* _Written instruction 1_
List each limit and submission count given at the top of the network problem statement below, together with its stated value.

╭─ Text to read

Network

Time Limit: 2000/1000 MS (Java/Others)    Memory Limit: 65536/65536 K (Java/Others)
Total Submission(s): 1293    Accepted Submission(s): 575

Problem Description

The
ALPC company is now working on his own network system, which is
connecting all N ALPC department. To economize on spending, the backbone
network has only one router for each department, and N-1 optical fiber
in total to connect all routers.
The usual way to measure connecting
speed is lag, or network latency, referring the time taken for a sent
packet of data to be received at the other end.
Now the network is on
trial, and new photonic crystal fibers designed by ALPC42 is trying
out, the lag on fibers can be ignored. That means, lag happened when
message transport through the router. ALPC42 is trying to change routers
to make the network faster, now he want to know that, which router, in
any exactly time, between any pair of nodes, the K-th high latency is.
He needs your help.

Input

There are only one test case in input file.
Your
program is able to get the information of N routers and N-1 fiber
connections from input, and Q questions for two condition: 1. For some
reason, the latency of one router changed. 2. Querying the K-th longest
lag router between two routers.

╰─
╭─ Records for this task

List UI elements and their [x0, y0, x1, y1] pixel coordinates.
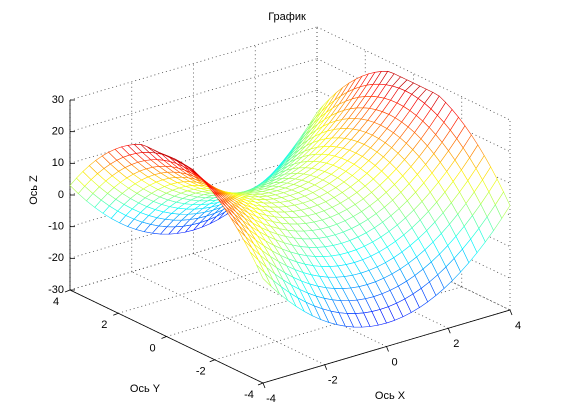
x-tick-label: -2: [328, 375, 338, 387]
x-tick: [324, 364, 328, 370]
grid-line: [69, 26, 318, 101]
grid-line: [69, 89, 318, 164]
surface: [69, 70, 511, 328]
z-tick-label: -10: [48, 221, 64, 233]
x-tick-label: -4: [266, 393, 276, 405]
y-tick: [209, 359, 215, 363]
grid-line: [69, 58, 318, 133]
mesh-cell: [256, 264, 272, 287]
y-tick-label: -4: [244, 389, 254, 401]
z-tick-label: 0: [58, 189, 64, 201]
y-tick: [113, 312, 119, 316]
y-tick-label: 4: [53, 296, 59, 308]
x-tick: [386, 346, 389, 352]
grid-line: [118, 239, 366, 314]
x-tick: [262, 382, 266, 389]
y-axis-label: Ось Y: [130, 383, 161, 395]
x-tick-label: 0: [391, 356, 397, 368]
x-tick: [447, 328, 451, 334]
z-tick-label: 10: [52, 157, 64, 169]
y-tick-label: 2: [101, 319, 107, 331]
x-tick-label: 4: [515, 320, 521, 332]
y-tick-label: -2: [196, 366, 206, 378]
y-tick: [257, 382, 264, 386]
grid-line: [69, 216, 318, 291]
z-axis-label: Ось Z: [28, 175, 40, 205]
z-tick-label: -30: [48, 284, 64, 296]
z-tick-label: 30: [52, 94, 64, 106]
z-tick-label: -20: [48, 252, 64, 264]
y-tick-label: 0: [149, 342, 155, 354]
y-tick: [64, 289, 71, 293]
x-tick-label: 2: [453, 338, 459, 350]
x-axis-label: Ось X: [375, 390, 406, 402]
chart-title: График: [268, 11, 306, 23]
grid-line: [69, 121, 318, 196]
x-tick: [509, 309, 513, 316]
y-tick: [161, 336, 167, 339]
z-tick-label: 20: [52, 126, 64, 138]
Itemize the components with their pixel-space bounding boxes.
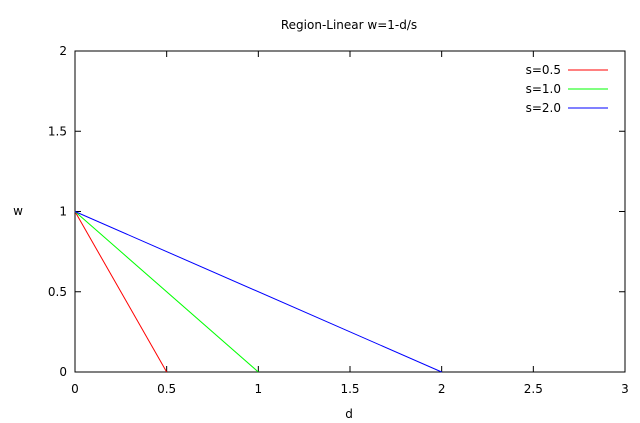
y-tick-label: 0.5	[48, 285, 67, 299]
series-line	[74, 211, 168, 373]
y-tick-label: 1	[59, 205, 67, 219]
series-line	[74, 211, 442, 373]
x-axis-label: d	[345, 407, 353, 421]
x-tick-label: 0	[71, 382, 79, 396]
x-tick-label: 1.5	[340, 382, 359, 396]
y-axis-label: w	[13, 204, 23, 218]
legend-label: s=0.5	[526, 63, 561, 77]
series-lines	[74, 211, 442, 373]
legend-label: s=1.0	[526, 82, 561, 96]
plot-area-frame	[74, 50, 626, 373]
chart-title: Region-Linear w=1-d/s	[281, 18, 417, 32]
series-line	[74, 211, 259, 373]
x-tick-label: 3	[621, 382, 629, 396]
axis-ticks: 0 0.5 1 1.5 2 2.5 3 0 0.5 1 1.5 2	[48, 44, 629, 396]
x-tick-label: 2.5	[524, 382, 543, 396]
y-tick-label: 0	[59, 365, 67, 379]
y-tick-label: 1.5	[48, 124, 67, 138]
x-tick-label: 0.5	[157, 382, 176, 396]
x-tick-label: 1	[255, 382, 263, 396]
x-tick-label: 2	[438, 382, 446, 396]
y-tick-label: 2	[59, 44, 67, 58]
legend: s=0.5 s=1.0 s=2.0	[526, 63, 608, 115]
legend-label: s=2.0	[526, 101, 561, 115]
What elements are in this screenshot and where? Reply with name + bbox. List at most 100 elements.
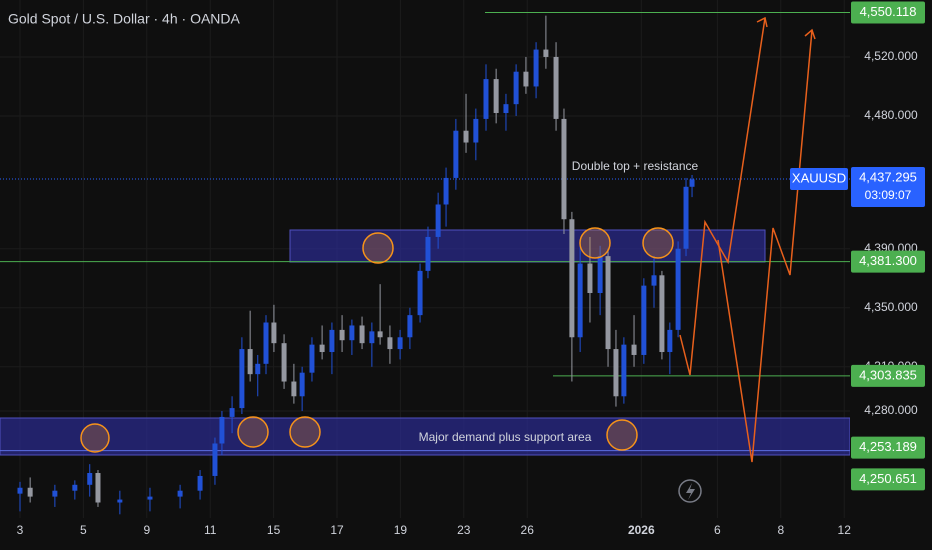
x-tick-label: 12 bbox=[838, 523, 852, 537]
candle-body bbox=[329, 329, 335, 353]
candle-body bbox=[299, 372, 305, 397]
x-tick-label: 26 bbox=[521, 523, 535, 537]
candle-body bbox=[291, 381, 297, 397]
x-tick-label: 17 bbox=[330, 523, 344, 537]
candle-body bbox=[453, 130, 459, 178]
candle-body bbox=[553, 56, 559, 119]
candle-body bbox=[425, 236, 431, 271]
candle-body bbox=[597, 256, 603, 294]
candle-body bbox=[72, 484, 78, 491]
candle-body bbox=[377, 331, 383, 338]
candle-body bbox=[689, 179, 695, 187]
x-tick-label: 2026 bbox=[628, 523, 655, 537]
candle-body bbox=[561, 118, 567, 220]
candle-body bbox=[309, 344, 315, 373]
circle-marker bbox=[80, 423, 110, 453]
chart-title: Gold Spot / U.S. Dollar · 4h · OANDA bbox=[8, 11, 241, 27]
x-tick-label: 9 bbox=[143, 523, 150, 537]
circle-marker bbox=[362, 232, 394, 264]
candle-body bbox=[271, 322, 277, 344]
arrow-head bbox=[756, 16, 768, 28]
candle-body bbox=[659, 275, 665, 353]
axes: 4,520.0004,480.0004,390.0004,350.0004,31… bbox=[17, 1, 925, 537]
price-label-box bbox=[851, 436, 925, 459]
price-label: 4,250.651 bbox=[859, 471, 917, 486]
candle-body bbox=[87, 473, 93, 485]
candle-body bbox=[577, 263, 583, 338]
price-label-box bbox=[851, 250, 925, 273]
highlights bbox=[80, 227, 674, 453]
candle-body bbox=[641, 285, 647, 355]
candle-body bbox=[651, 275, 657, 286]
candle-body bbox=[263, 322, 269, 364]
candle-body bbox=[319, 344, 325, 353]
price-label: 4,303.835 bbox=[859, 367, 917, 382]
projection bbox=[679, 16, 816, 463]
candle-body bbox=[683, 186, 689, 249]
symbol-label: XAUUSD bbox=[792, 170, 846, 185]
icon-bolt bbox=[686, 483, 695, 500]
candle-body bbox=[533, 49, 539, 87]
lightning-icon bbox=[678, 479, 702, 503]
candle-body bbox=[523, 71, 529, 87]
candle-body bbox=[17, 487, 23, 494]
candle-body bbox=[197, 475, 203, 491]
circle-marker bbox=[579, 227, 611, 259]
icon-ring bbox=[678, 479, 702, 503]
candle-body bbox=[369, 331, 375, 344]
candle-body bbox=[483, 79, 489, 119]
symbol-box bbox=[790, 167, 848, 190]
candle-body bbox=[569, 219, 575, 338]
candle-body bbox=[513, 71, 519, 105]
candle-body bbox=[95, 473, 101, 503]
candle-body bbox=[631, 344, 637, 355]
resistance-zone bbox=[289, 229, 766, 263]
candle-body bbox=[229, 408, 235, 417]
candle-body bbox=[147, 496, 153, 500]
y-tick-label: 4,520.000 bbox=[864, 49, 918, 63]
circle-marker bbox=[606, 419, 638, 451]
candle-body bbox=[281, 343, 287, 382]
candle-body bbox=[621, 344, 627, 397]
circle-marker bbox=[289, 416, 321, 448]
candle-body bbox=[605, 256, 611, 350]
x-tick-label: 19 bbox=[394, 523, 408, 537]
levels bbox=[0, 12, 850, 452]
x-tick-label: 6 bbox=[714, 523, 721, 537]
candle-body bbox=[407, 315, 413, 338]
x-tick-label: 5 bbox=[80, 523, 87, 537]
candle-body bbox=[613, 349, 619, 397]
candle-body bbox=[543, 49, 549, 57]
candles bbox=[17, 15, 695, 515]
x-tick-label: 3 bbox=[17, 523, 24, 537]
price-label-box bbox=[851, 1, 925, 24]
candle-body bbox=[493, 79, 499, 114]
candle-body bbox=[27, 487, 33, 497]
y-tick-label: 4,480.000 bbox=[864, 108, 918, 122]
y-tick-label: 4,280.000 bbox=[864, 403, 918, 417]
candle-body bbox=[503, 104, 509, 114]
circle-marker bbox=[237, 416, 269, 448]
projection-path bbox=[679, 17, 766, 376]
x-tick-label: 8 bbox=[777, 523, 784, 537]
candle-body bbox=[247, 349, 253, 375]
candle-body bbox=[359, 325, 365, 344]
price-label-box bbox=[851, 468, 925, 491]
candle-body bbox=[675, 248, 681, 330]
last-price-label: 4,437.295 bbox=[859, 169, 917, 184]
candle-body bbox=[349, 325, 355, 341]
last-price-box bbox=[851, 166, 925, 207]
candle-body bbox=[387, 337, 393, 350]
candle-body bbox=[239, 349, 245, 409]
candle-body bbox=[219, 416, 225, 444]
countdown-label: 03:09:07 bbox=[865, 188, 912, 202]
candle-body bbox=[177, 490, 183, 497]
candle-body bbox=[339, 329, 345, 341]
price-label: 4,550.118 bbox=[860, 4, 917, 19]
x-tick-label: 11 bbox=[204, 523, 217, 537]
price-label: 4,253.189 bbox=[859, 439, 917, 454]
candle-body bbox=[117, 499, 123, 503]
annotation: Major demand plus support area bbox=[419, 430, 592, 444]
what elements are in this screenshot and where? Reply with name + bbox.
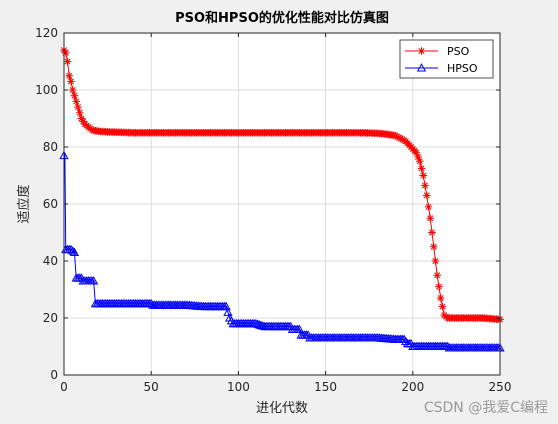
y-tick-labels: 0 20 40 60 80 100 120	[35, 26, 58, 382]
pso-point	[417, 164, 426, 173]
hpso-point	[68, 246, 78, 255]
pso-point	[61, 49, 70, 57]
y-tick-label: 120	[35, 26, 58, 40]
legend-pso-marker-shape	[417, 47, 426, 55]
pso-series	[60, 46, 504, 324]
hpso-point	[69, 247, 80, 256]
x-tick-label: 150	[314, 380, 337, 394]
pso-point	[429, 242, 438, 251]
y-tick-label: 100	[35, 83, 58, 97]
x-axis-label: 进化代数	[256, 401, 308, 416]
tick-marks	[63, 32, 501, 376]
grid-lines	[64, 33, 500, 375]
pso-point	[421, 181, 429, 190]
pso-point	[422, 191, 431, 200]
y-tick-label: 60	[43, 197, 58, 211]
pso-point	[68, 86, 77, 94]
pso-point	[431, 257, 440, 265]
x-tick-label: 100	[227, 380, 250, 394]
x-tick-label: 0	[60, 380, 68, 394]
hpso-point	[221, 301, 231, 311]
x-tick-label: 250	[489, 380, 512, 394]
y-tick-label: 80	[43, 140, 58, 154]
hpso-point	[88, 276, 99, 285]
pso-point	[426, 214, 435, 223]
pso-point	[415, 157, 424, 166]
pso-point	[428, 228, 436, 237]
x-tick-labels: 0 50 100 150 200 250	[60, 380, 511, 394]
hpso-point	[223, 307, 233, 316]
x-tick-label: 50	[144, 380, 159, 394]
legend-hpso-marker-shape	[416, 63, 427, 72]
watermark: CSDN @我爱C编程	[424, 400, 548, 416]
pso-point	[419, 171, 428, 180]
hpso-series	[59, 150, 505, 352]
y-axis-label: 适应度	[16, 184, 32, 223]
pso-point	[74, 103, 82, 111]
pso-point	[72, 97, 81, 106]
y-tick-label: 20	[43, 311, 58, 325]
legend-box	[399, 39, 494, 79]
hpso-point	[66, 244, 76, 254]
pso-point	[436, 294, 445, 302]
hpso-markers	[59, 150, 505, 352]
legend-pso-label: PSO	[447, 45, 470, 58]
legend-hpso-label: HPSO	[447, 62, 478, 75]
pso-point	[75, 109, 84, 117]
chart-title: PSO和HPSO的优化性能对比仿真图	[175, 10, 389, 26]
pso-point	[63, 57, 72, 66]
y-tick-label: 0	[50, 368, 58, 382]
hpso-point	[294, 324, 305, 333]
pso-point	[65, 71, 74, 80]
pso-point	[433, 271, 442, 280]
pso-point	[70, 91, 79, 100]
x-tick-label: 200	[401, 380, 424, 394]
legend: PSO HPSO	[399, 39, 494, 79]
legend-hpso-marker	[416, 63, 427, 72]
pso-point	[438, 302, 447, 311]
pso-markers	[60, 46, 504, 324]
legend-pso-marker	[417, 47, 426, 55]
y-tick-label: 40	[43, 254, 58, 268]
pso-point	[435, 282, 443, 291]
pso-point	[67, 77, 75, 86]
pso-point	[424, 203, 433, 211]
series-layer	[59, 46, 505, 352]
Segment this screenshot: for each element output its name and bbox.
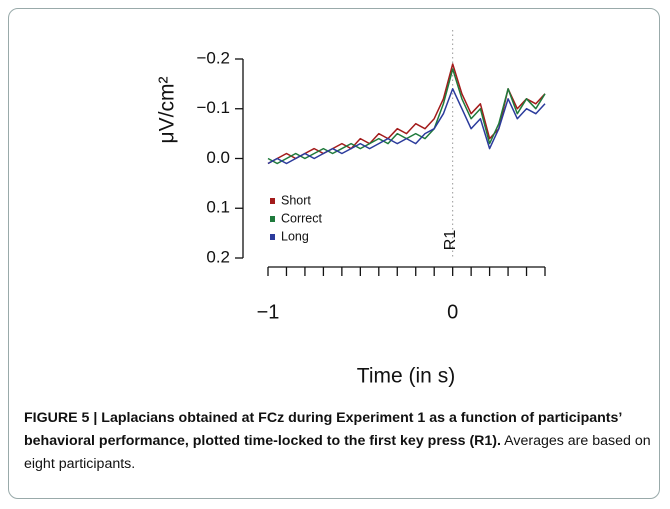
frame (8, 8, 660, 499)
y-tick-label: 0.1 (206, 198, 230, 217)
y-tick-label: 0.2 (206, 247, 230, 266)
x-tick-label: −1 (257, 301, 280, 323)
series-line (267, 88, 546, 165)
legend-swatch (270, 198, 275, 204)
y-axis-label: μV/cm² (156, 77, 179, 144)
legend-label: Long (281, 229, 309, 243)
legend-label: Short (281, 193, 311, 207)
legend-swatch (270, 234, 275, 240)
x-tick-label: 0 (447, 301, 458, 323)
annotation: R1 (442, 230, 459, 251)
chart: μV/cm² Time (in s) −0.2 −0.1 0.0 0.1 0.2 −1 0 R… (156, 30, 546, 388)
caption: FIGURE 5 | Laplacians obtained at FCz du… (24, 407, 652, 476)
caption-label: FIGURE 5 | Laplacians obtained at FCz du… (24, 410, 622, 449)
legend-swatch (270, 216, 275, 222)
y-tick-label: 0.0 (206, 148, 230, 167)
caption-text: Averages are based on eight participants… (24, 433, 651, 472)
y-tick-label: −0.2 (196, 48, 230, 67)
legend-label: Correct (281, 211, 323, 225)
x-axis-label: Time (in s) (357, 365, 455, 388)
y-tick-label: −0.1 (196, 98, 230, 117)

╰─

* _Written instruction 2_
From the entries above, output the stretch from the line containing "x-tick-label: -2: [328, 375, 338, 387]" through the line containing "z-tick-label: 0: [58, 189, 64, 201]" as a Markdown table with the columns n and Line, omitting blank lines.

* _Right answer 1_
- Time Limit: 2000/1000 MS (Java/Others)
- Memory Limit: 65536/65536 K (Java/Others)
- Total Submission(s): 1293
- Accepted Submission(s): 575

* _Right answer 2_
| n | Line |
|---|---|
| 1 | x-tick-label: -2: [328, 375, 338, 387] |
| 2 | x-tick: [324, 364, 328, 370] |
| 3 | grid-line: [69, 26, 318, 101] |
| 4 | grid-line: [69, 89, 318, 164] |
| 5 | surface: [69, 70, 511, 328] |
| 6 | z-tick-label: -10: [48, 221, 64, 233] |
| 7 | x-tick-label: -4: [266, 393, 276, 405] |
| 8 | y-tick: [209, 359, 215, 363] |
| 9 | grid-line: [69, 58, 318, 133] |
| 10 | mesh-cell: [256, 264, 272, 287] |
| 11 | y-tick-label: -4: [244, 389, 254, 401] |
| 12 | z-tick-label: 0: [58, 189, 64, 201] |